• _Data for this task_:
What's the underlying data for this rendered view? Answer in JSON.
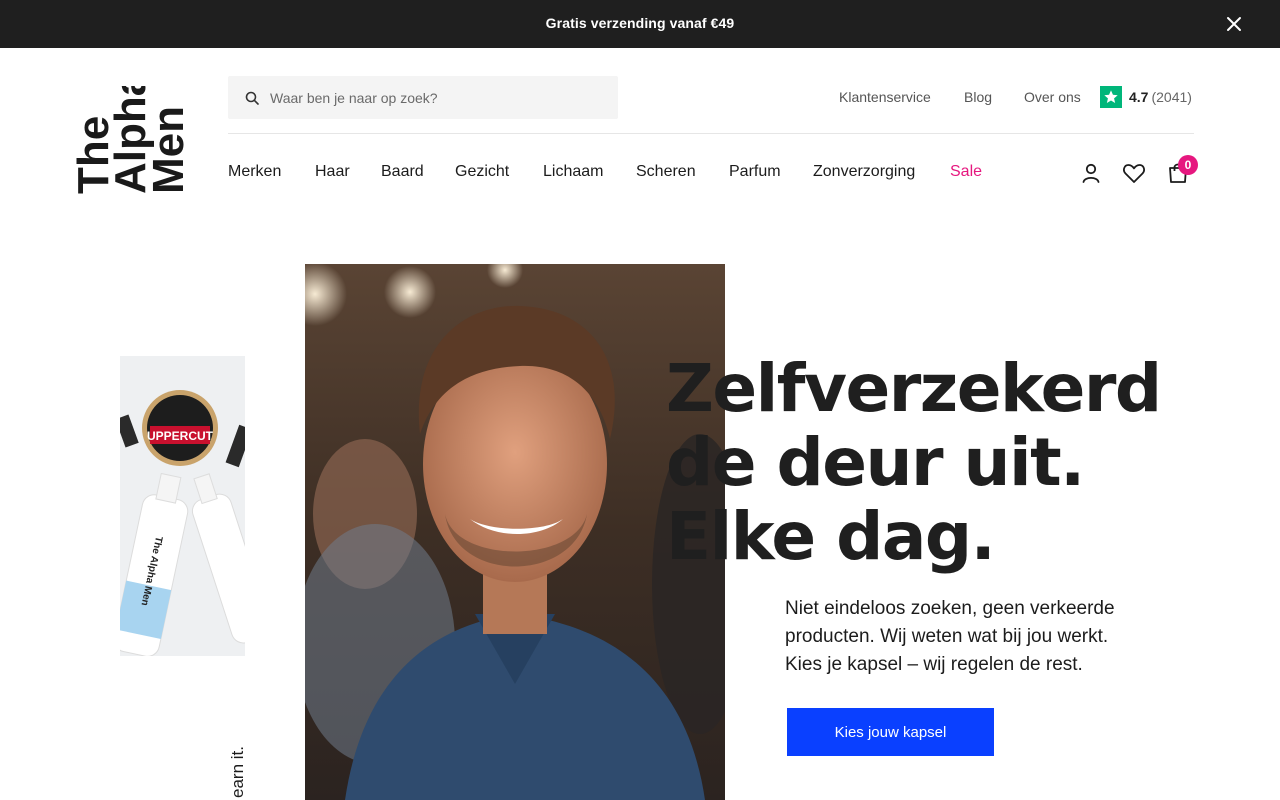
{
  "announcement": {
    "text": "Gratis verzending vanaf €49",
    "close_icon": "close-icon"
  },
  "logo": {
    "lines": [
      "The",
      "Alpha",
      "Men"
    ]
  },
  "search": {
    "placeholder": "Waar ben je naar op zoek?",
    "value": "",
    "icon": "search-icon"
  },
  "top_links": [
    {
      "label": "Klantenservice"
    },
    {
      "label": "Blog"
    },
    {
      "label": "Over ons"
    }
  ],
  "rating": {
    "score": "4.7",
    "count": "(2041)",
    "icon": "trustpilot-star-icon",
    "color": "#00b67a"
  },
  "nav": [
    {
      "label": "Merken"
    },
    {
      "label": "Haar"
    },
    {
      "label": "Baard"
    },
    {
      "label": "Gezicht"
    },
    {
      "label": "Lichaam"
    },
    {
      "label": "Scheren"
    },
    {
      "label": "Parfum"
    },
    {
      "label": "Zonverzorging"
    },
    {
      "label": "Sale",
      "color": "#e6177f"
    }
  ],
  "header_icons": {
    "account": "account-icon",
    "wishlist": "heart-icon",
    "cart": "cart-icon",
    "cart_count": "0"
  },
  "hero": {
    "headline": [
      "Zelfverzekerd",
      "de deur uit.",
      "Elke dag."
    ],
    "body": [
      "Niet eindeloos zoeken, geen verkeerde",
      "producten. Wij weten wat bij jou werkt.",
      "Kies je kapsel – wij regelen de rest."
    ],
    "cta_label": "Kies jouw kapsel",
    "tagline": "earn it.",
    "product_label": "UPPERCUT",
    "bottle_label": "The Alpha Men"
  },
  "colors": {
    "accent": "#0a40ff",
    "sale": "#e6177f",
    "topbar": "#1f1f1f"
  }
}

• _Aim_:
Strip the images and reproduce the remaining records precisely.

• _Solution for this exercise_:
What's the underlying data for this rendered view? Answer in JSON.
{
  "announcement": {
    "text": "Gratis verzending vanaf €49",
    "close_icon": "close-icon"
  },
  "logo": {
    "lines": [
      "The",
      "Alpha",
      "Men"
    ]
  },
  "search": {
    "placeholder": "Waar ben je naar op zoek?",
    "value": "",
    "icon": "search-icon"
  },
  "top_links": [
    {
      "label": "Klantenservice"
    },
    {
      "label": "Blog"
    },
    {
      "label": "Over ons"
    }
  ],
  "rating": {
    "score": "4.7",
    "count": "(2041)",
    "icon": "trustpilot-star-icon",
    "color": "#00b67a"
  },
  "nav": [
    {
      "label": "Merken"
    },
    {
      "label": "Haar"
    },
    {
      "label": "Baard"
    },
    {
      "label": "Gezicht"
    },
    {
      "label": "Lichaam"
    },
    {
      "label": "Scheren"
    },
    {
      "label": "Parfum"
    },
    {
      "label": "Zonverzorging"
    },
    {
      "label": "Sale",
      "color": "#e6177f"
    }
  ],
  "header_icons": {
    "account": "account-icon",
    "wishlist": "heart-icon",
    "cart": "cart-icon",
    "cart_count": "0"
  },
  "hero": {
    "headline": [
      "Zelfverzekerd",
      "de deur uit.",
      "Elke dag."
    ],
    "body": [
      "Niet eindeloos zoeken, geen verkeerde",
      "producten. Wij weten wat bij jou werkt.",
      "Kies je kapsel – wij regelen de rest."
    ],
    "cta_label": "Kies jouw kapsel",
    "tagline": "earn it.",
    "product_label": "UPPERCUT",
    "bottle_label": "The Alpha Men"
  },
  "colors": {
    "accent": "#0a40ff",
    "sale": "#e6177f",
    "topbar": "#1f1f1f"
  }
}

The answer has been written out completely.